Edit the items from the line containing "vout-minus-label: VOUT- (707, 284, 756, 301)" through the line containing "component-bounding-box (731, 348, 771, 369)" by replacing every "pin-dot" with "pin-marker", and leave everything else unchanged.

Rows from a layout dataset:
******

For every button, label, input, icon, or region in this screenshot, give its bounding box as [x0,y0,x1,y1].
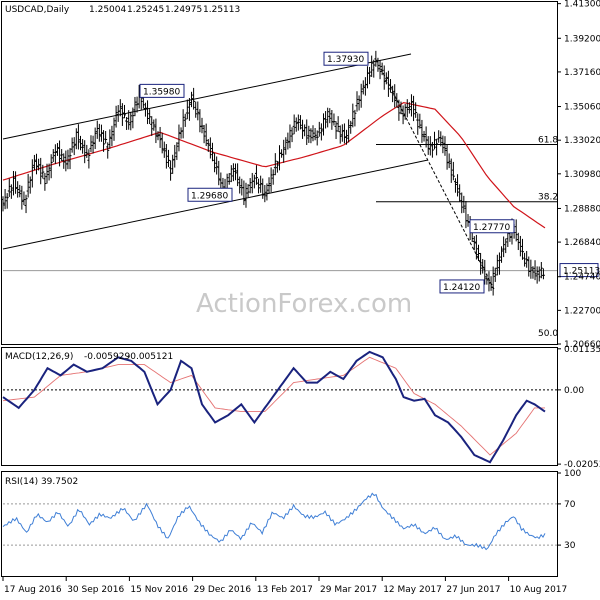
price-tick-label: 1.28880 [564,204,600,214]
rsi-panel: 100 70 30 [2,469,581,551]
date-tick-label: 17 Aug 2016 [4,585,62,595]
price-tick-label: 1.37160 [564,68,600,78]
price-annotation-box [469,219,515,234]
fib-level-label: 38.2 [538,193,558,203]
symbol-label: USDCAD,Daily [5,5,70,15]
current-price-box [559,263,599,278]
macd-tick-label: -0.020531 [564,460,600,470]
price-annotation-box [139,83,185,98]
rsi-line [2,492,546,551]
price-annotation-box [187,187,233,202]
ohlc-open: 1.25004 [89,5,126,15]
ohlc-low: 1.24975 [165,5,202,15]
date-tick-label: 12 May 2017 [383,585,442,595]
date-axis: 17 Aug 2016 30 Sep 2016 15 Nov 2016 29 Dec … [2,577,568,595]
date-tick-label: 29 Mar 2017 [320,585,377,595]
rsi-tick-label: 70 [564,500,576,510]
price-tick-label: 1.41300 [564,0,600,10]
price-annotation-label: 1.24120 [443,283,480,293]
macd-tick-label: 0.011355 [564,345,600,355]
ohlc-close: 1.25113 [203,5,240,15]
fib-level-label: 61.8 [538,135,558,145]
price-annotation-label: 1.27770 [473,223,510,233]
macd-line [2,350,546,464]
rsi-tick-label: 30 [564,541,576,551]
price-annotations: 1.35980 1.29680 1.37930 1.27770 1.24120 1.251… [139,51,600,294]
macd-signal-value: -0.005121 [127,352,173,362]
price-annotation-label: 1.37930 [327,55,364,65]
price-tick-label: 1.30980 [564,170,600,180]
date-tick-label: 15 Nov 2016 [130,585,188,595]
upper-channel-line [2,53,412,140]
price-tick-label: 1.20660 [564,340,600,350]
rsi-panel-frame [1,471,558,577]
fib-level-label: 50.0 [538,329,558,339]
date-tick-label: 27 Jun 2017 [446,585,500,595]
price-tick-label: 1.22700 [564,306,600,316]
price-axis: 1.41300 1.39200 1.37160 1.35060 1.33020 1.309… [557,0,600,350]
price-tick-label: 1.24740 [564,273,600,283]
date-tick-label: 10 Aug 2017 [510,585,568,595]
current-price-label: 1.25113 [563,267,600,277]
price-tick-label: 1.33020 [564,136,600,146]
macd-panel: 0.011355 0.00 -0.020531 [2,345,600,470]
watermark: ActionForex.com [196,289,412,319]
price-tick-label: 1.35060 [564,103,600,113]
price-annotation-label: 1.35980 [143,87,180,97]
macd-title: MACD(12,26,9) [5,352,73,362]
date-tick-label: 29 Dec 2016 [194,585,252,595]
price-annotation-label: 1.29680 [191,191,228,201]
price-tick-label: 1.39200 [564,34,600,44]
macd-value: -0.005929 [84,352,130,362]
price-tick-label: 1.26840 [564,238,600,248]
rsi-tick-label: 100 [564,469,581,479]
date-tick-label: 13 Feb 2017 [257,585,313,595]
price-bars [1,50,545,296]
ohlc-high: 1.25245 [127,5,164,15]
date-tick-label: 30 Sep 2016 [67,585,124,595]
price-annotation-box [439,279,485,294]
macd-panel-frame [1,347,558,466]
macd-tick-label: 0.00 [564,386,584,396]
lower-channel-line [2,159,429,250]
rsi-title: RSI(14) 39.7502 [5,477,78,487]
price-annotation-box [323,51,369,66]
price-panel-frame [1,1,558,345]
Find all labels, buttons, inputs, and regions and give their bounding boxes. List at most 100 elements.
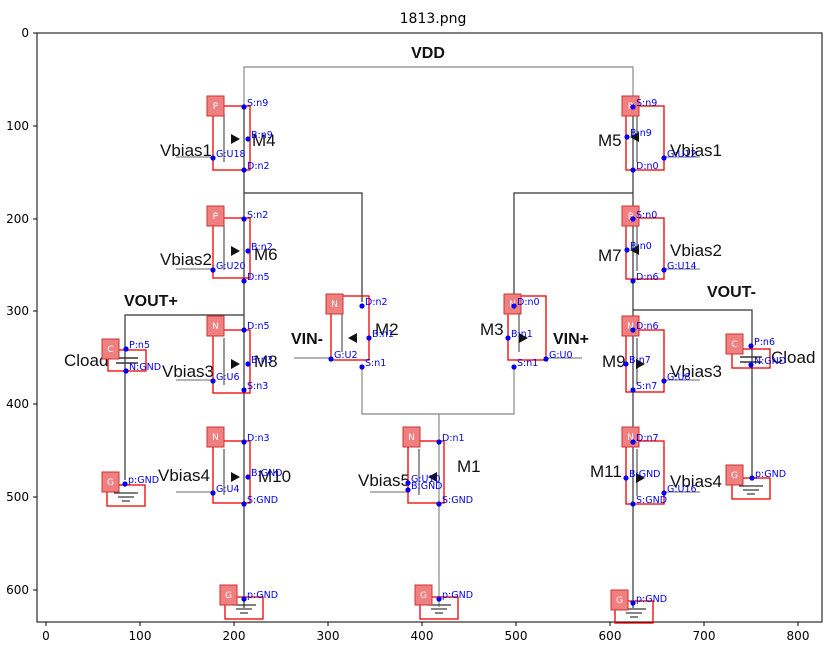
vout-minus-label: VOUT- (707, 284, 756, 301)
pin-label: G:U4 (216, 484, 240, 495)
pin-label: G:U14 (667, 261, 697, 272)
x-tick-label: 300 (317, 629, 340, 643)
pin-label: B:GND (411, 481, 443, 492)
pin-dot (241, 596, 247, 602)
pin-label: D:n5 (247, 272, 270, 283)
pin-label: N:GND (129, 362, 161, 373)
pin-dot (241, 439, 247, 445)
transistor-arrow-icon (630, 245, 639, 255)
transistor-arrow-icon (231, 472, 240, 482)
component-type-badge (206, 205, 225, 227)
transistor-arrow-icon (231, 359, 240, 369)
pin-label: G:U10 (411, 474, 441, 485)
component-bounding-box (212, 217, 251, 279)
component-bounding-box (507, 295, 547, 361)
figure-title: 1813.png (400, 11, 467, 27)
pin-label: D:n6 (636, 272, 659, 283)
component-bounding-box (212, 329, 251, 394)
pin-dot (405, 480, 411, 486)
pin-label: G:U18 (216, 149, 246, 160)
axes-frame (36, 32, 823, 623)
pin-dot (661, 267, 667, 273)
transistor-arrow-icon (231, 134, 240, 144)
pin-label: B:n9 (251, 130, 273, 141)
component-type-label: G (420, 591, 427, 601)
vbias1-left-label: Vbias1 (160, 141, 212, 160)
transistor-arrow-icon (636, 473, 645, 483)
m6-label: M6 (254, 245, 278, 264)
pin-dot (630, 278, 636, 284)
pin-label: S:n9 (636, 98, 657, 109)
vbias3-left-label: Vbias3 (162, 362, 214, 381)
pin-dot (436, 439, 442, 445)
component-type-badge (725, 464, 744, 486)
pin-label: P:n6 (754, 337, 775, 348)
pin-dot (122, 481, 128, 487)
pin-dot (359, 303, 365, 309)
component-type-label: G (107, 478, 114, 488)
pin-label: B:GND (251, 468, 283, 479)
pin-dot (749, 475, 755, 481)
pin-dot (748, 343, 754, 349)
y-tick-label: 100 (6, 119, 29, 133)
pin-label: p:GND (128, 475, 159, 486)
pin-label: D:n2 (247, 161, 270, 172)
component-bounding-box (731, 348, 771, 369)
pin-dot (241, 167, 247, 173)
component-type-badge (621, 205, 640, 227)
pin-dot (241, 387, 247, 393)
component-type-badge (101, 338, 120, 360)
component-type-badge (219, 584, 238, 606)
pin-dot (328, 356, 334, 362)
pin-dot (630, 501, 636, 507)
pin-label: S:n1 (517, 358, 538, 369)
pin-dot (511, 303, 517, 309)
component-type-badge (414, 584, 433, 606)
component-type-label: N (627, 433, 634, 443)
pin-dot (661, 490, 667, 496)
pin-dot (505, 335, 511, 341)
transistor-arrow-icon (519, 333, 528, 343)
vin-plus-label: VIN+ (553, 331, 589, 348)
pin-label: S:GND (247, 495, 278, 506)
component-type-badge (206, 95, 225, 117)
pin-label: G:U2 (334, 350, 358, 361)
x-tick-label: 400 (411, 629, 434, 643)
pin-label: B:n3 (251, 355, 273, 366)
pin-dot (623, 475, 629, 481)
transistor-arrow-icon (630, 132, 639, 142)
pin-label: S:n2 (247, 210, 268, 221)
m10-label: M10 (258, 467, 291, 486)
transistor-arrow-icon (348, 333, 357, 343)
vbias3-right-label: Vbias3 (670, 362, 722, 381)
pin-dot (210, 490, 216, 496)
component-type-badge (621, 95, 640, 117)
vbias2-right-label: Vbias2 (670, 241, 722, 260)
y-tick-label: 500 (6, 490, 29, 504)
component-bounding-box (407, 440, 445, 504)
vbias1-right-label: Vbias1 (670, 141, 722, 160)
component-bounding-box (625, 440, 665, 505)
pin-label: S:n3 (247, 381, 268, 392)
component-type-label: P (213, 102, 219, 112)
x-tick-label: 600 (599, 629, 622, 643)
component-type-label: N (212, 322, 219, 332)
component-type-label: N (331, 300, 338, 310)
pin-label: D:n2 (365, 297, 388, 308)
pin-label: D:n0 (517, 297, 540, 308)
x-tick-label: 500 (505, 629, 528, 643)
pin-dot (245, 474, 251, 480)
pin-label: p:GND (247, 590, 278, 601)
m3-label: M3 (480, 320, 504, 339)
pin-dot (748, 362, 754, 368)
pin-label: S:GND (442, 495, 473, 506)
m4-label: M4 (252, 131, 276, 150)
m11-label: M11 (590, 462, 622, 481)
transistor-arrow-icon (231, 246, 240, 256)
pin-label: B:n1 (372, 329, 394, 340)
pin-dot (624, 247, 630, 253)
pin-label: D:n1 (442, 433, 465, 444)
vout-plus-label: VOUT+ (124, 293, 178, 310)
pin-dot (359, 364, 365, 370)
y-tick-label: 300 (6, 304, 29, 318)
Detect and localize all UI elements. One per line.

******

TASK OUTPUT:
vout-minus-label: VOUT- (707, 284, 756, 301)
pin-label: G:U4 (216, 484, 240, 495)
pin-label: G:U14 (667, 261, 697, 272)
x-tick-label: 300 (317, 629, 340, 643)
pin-label: B:GND (411, 481, 443, 492)
pin-marker (241, 596, 247, 602)
pin-label: D:n5 (247, 272, 270, 283)
pin-label: N:GND (129, 362, 161, 373)
pin-marker (241, 439, 247, 445)
transistor-arrow-icon (630, 245, 639, 255)
transistor-arrow-icon (231, 472, 240, 482)
component-type-badge (206, 205, 225, 227)
transistor-arrow-icon (231, 359, 240, 369)
pin-label: G:U10 (411, 474, 441, 485)
component-bounding-box (212, 217, 251, 279)
component-bounding-box (507, 295, 547, 361)
figure-title: 1813.png (400, 11, 467, 27)
pin-label: D:n6 (636, 272, 659, 283)
component-bounding-box (212, 329, 251, 394)
pin-marker (405, 480, 411, 486)
pin-label: G:U18 (216, 149, 246, 160)
axes-frame (36, 32, 823, 623)
pin-marker (661, 267, 667, 273)
transistor-arrow-icon (231, 134, 240, 144)
pin-label: B:n9 (251, 130, 273, 141)
component-type-label: G (420, 591, 427, 601)
vbias1-left-label: Vbias1 (160, 141, 212, 160)
transistor-arrow-icon (636, 473, 645, 483)
m6-label: M6 (254, 245, 278, 264)
pin-marker (630, 278, 636, 284)
pin-label: S:n9 (636, 98, 657, 109)
vbias3-left-label: Vbias3 (162, 362, 214, 381)
pin-marker (436, 439, 442, 445)
component-type-badge (725, 464, 744, 486)
pin-label: P:n6 (754, 337, 775, 348)
pin-marker (122, 481, 128, 487)
pin-marker (359, 303, 365, 309)
component-type-label: G (107, 478, 114, 488)
pin-label: B:GND (251, 468, 283, 479)
pin-marker (749, 475, 755, 481)
pin-marker (748, 343, 754, 349)
y-tick-label: 100 (6, 119, 29, 133)
pin-label: p:GND (128, 475, 159, 486)
pin-label: D:n2 (247, 161, 270, 172)
component-bounding-box (731, 348, 771, 369)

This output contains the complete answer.